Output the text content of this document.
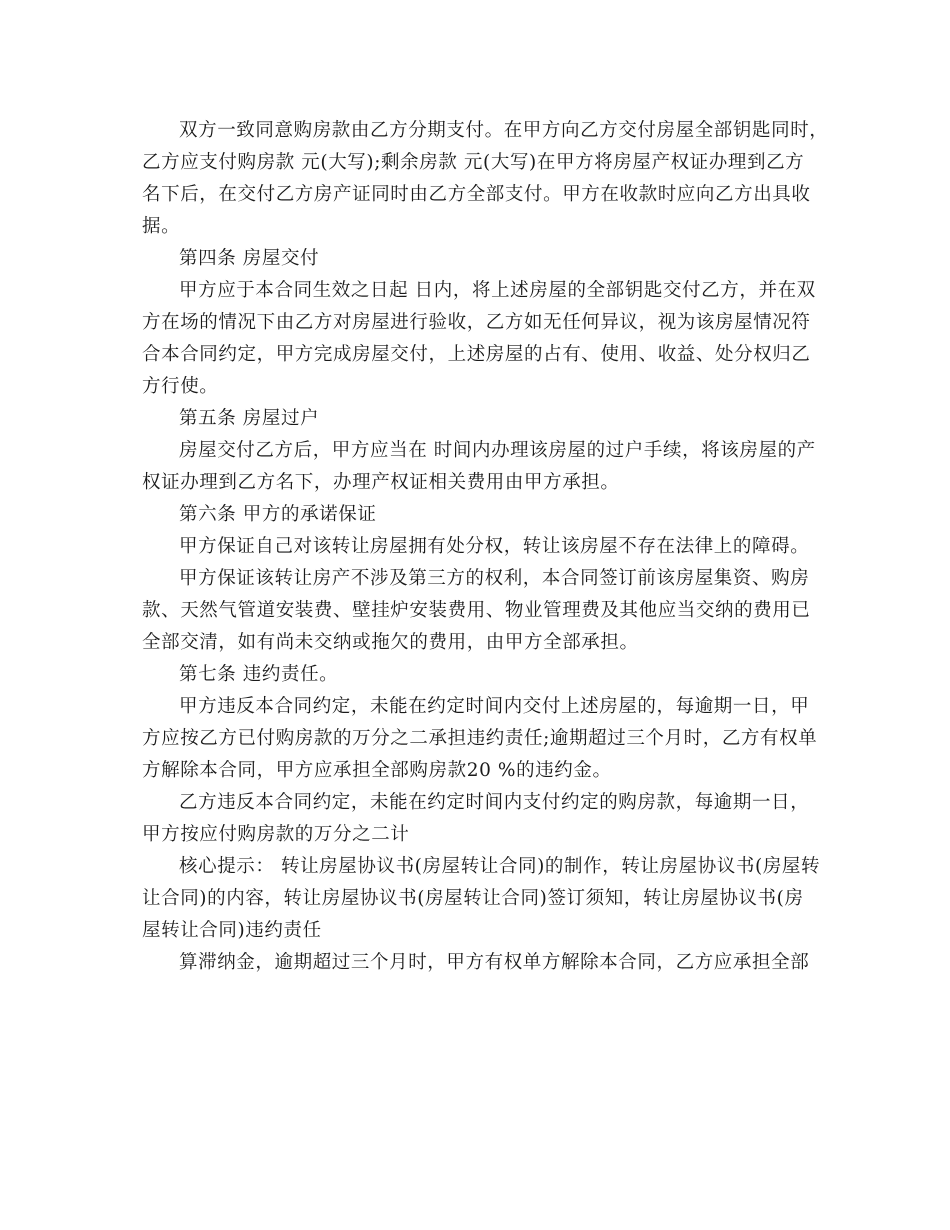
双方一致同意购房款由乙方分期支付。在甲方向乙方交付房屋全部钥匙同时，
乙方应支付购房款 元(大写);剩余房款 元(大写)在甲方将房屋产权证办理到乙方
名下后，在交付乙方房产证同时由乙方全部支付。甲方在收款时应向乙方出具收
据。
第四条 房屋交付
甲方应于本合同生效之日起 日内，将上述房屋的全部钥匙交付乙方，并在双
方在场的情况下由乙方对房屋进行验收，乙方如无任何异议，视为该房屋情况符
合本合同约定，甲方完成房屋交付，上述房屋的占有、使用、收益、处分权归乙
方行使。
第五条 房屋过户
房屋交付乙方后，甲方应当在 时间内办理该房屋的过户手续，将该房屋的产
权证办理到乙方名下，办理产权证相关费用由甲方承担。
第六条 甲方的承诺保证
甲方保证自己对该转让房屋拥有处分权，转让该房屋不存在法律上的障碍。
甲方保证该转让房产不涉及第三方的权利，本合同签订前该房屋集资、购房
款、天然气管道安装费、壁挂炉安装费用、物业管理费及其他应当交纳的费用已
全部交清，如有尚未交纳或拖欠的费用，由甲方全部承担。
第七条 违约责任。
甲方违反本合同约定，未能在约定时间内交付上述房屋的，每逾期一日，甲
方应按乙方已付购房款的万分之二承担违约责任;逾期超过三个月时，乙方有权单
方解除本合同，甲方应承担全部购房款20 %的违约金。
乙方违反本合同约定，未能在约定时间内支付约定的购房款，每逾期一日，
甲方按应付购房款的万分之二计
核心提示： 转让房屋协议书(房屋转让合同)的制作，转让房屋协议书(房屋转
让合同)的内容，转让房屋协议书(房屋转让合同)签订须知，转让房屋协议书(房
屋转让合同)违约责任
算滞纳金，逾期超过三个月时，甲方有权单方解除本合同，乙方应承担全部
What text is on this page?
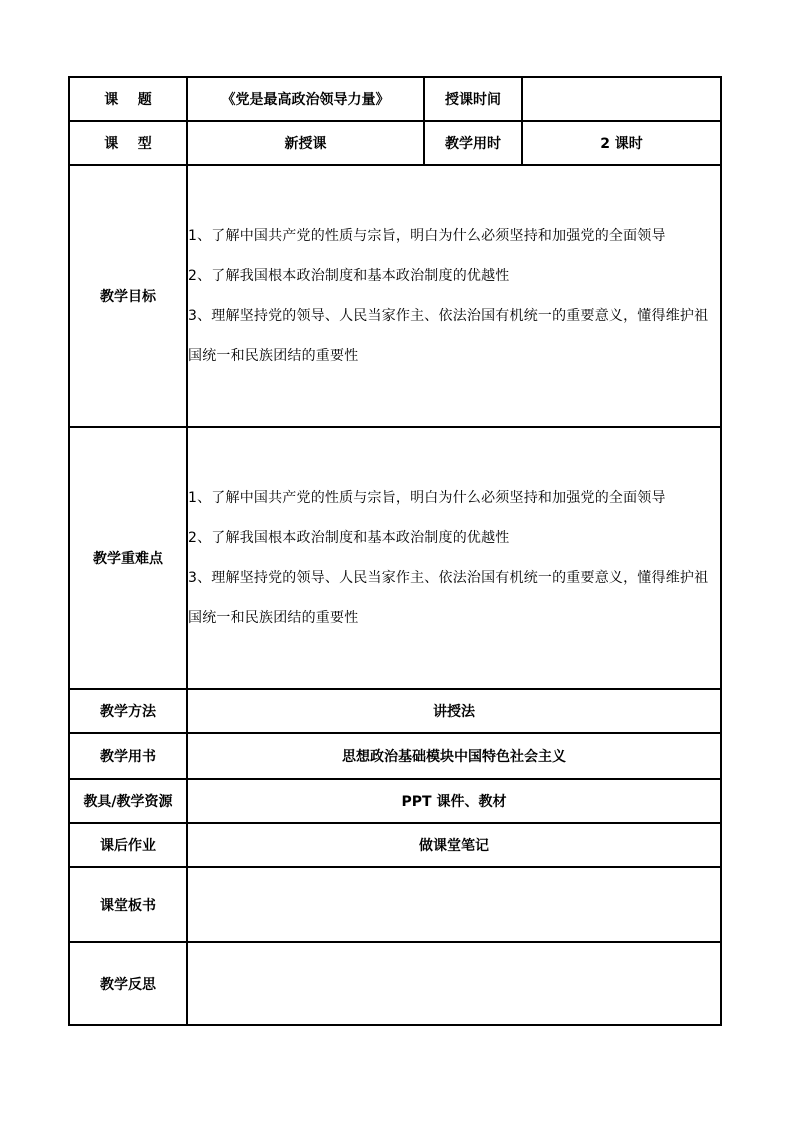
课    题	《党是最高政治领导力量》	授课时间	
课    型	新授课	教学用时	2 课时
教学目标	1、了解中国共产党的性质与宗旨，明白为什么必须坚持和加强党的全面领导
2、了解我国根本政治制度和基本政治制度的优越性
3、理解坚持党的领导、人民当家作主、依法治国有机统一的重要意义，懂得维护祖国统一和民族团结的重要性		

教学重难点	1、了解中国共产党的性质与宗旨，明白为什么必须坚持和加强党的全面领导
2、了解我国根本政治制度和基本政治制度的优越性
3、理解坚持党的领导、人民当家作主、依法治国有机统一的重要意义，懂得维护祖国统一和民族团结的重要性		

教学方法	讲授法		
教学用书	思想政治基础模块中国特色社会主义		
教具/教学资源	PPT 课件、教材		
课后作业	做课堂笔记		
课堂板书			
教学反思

______

§ **THE EXERCISE**
From the line containing "What text is on this page?" through the end of the entries, quote each line exactly and nothing else, excluding all pictures.

§ **COMPLETED EXERCISE**
What text is on this page?
课    题	《党是最高政治领导力量》	授课时间	
课    型	新授课	教学用时	2 课时
教学目标	1、了解中国共产党的性质与宗旨，明白为什么必须坚持和加强党的全面领导
2、了解我国根本政治制度和基本政治制度的优越性
3、理解坚持党的领导、人民当家作主、依法治国有机统一的重要意义，懂得维护祖国统一和民族团结的重要性		

教学重难点	1、了解中国共产党的性质与宗旨，明白为什么必须坚持和加强党的全面领导
2、了解我国根本政治制度和基本政治制度的优越性
3、理解坚持党的领导、人民当家作主、依法治国有机统一的重要意义，懂得维护祖国统一和民族团结的重要性		

教学方法	讲授法		
教学用书	思想政治基础模块中国特色社会主义		
教具/教学资源	PPT 课件、教材		
课后作业	做课堂笔记		
课堂板书			
教学反思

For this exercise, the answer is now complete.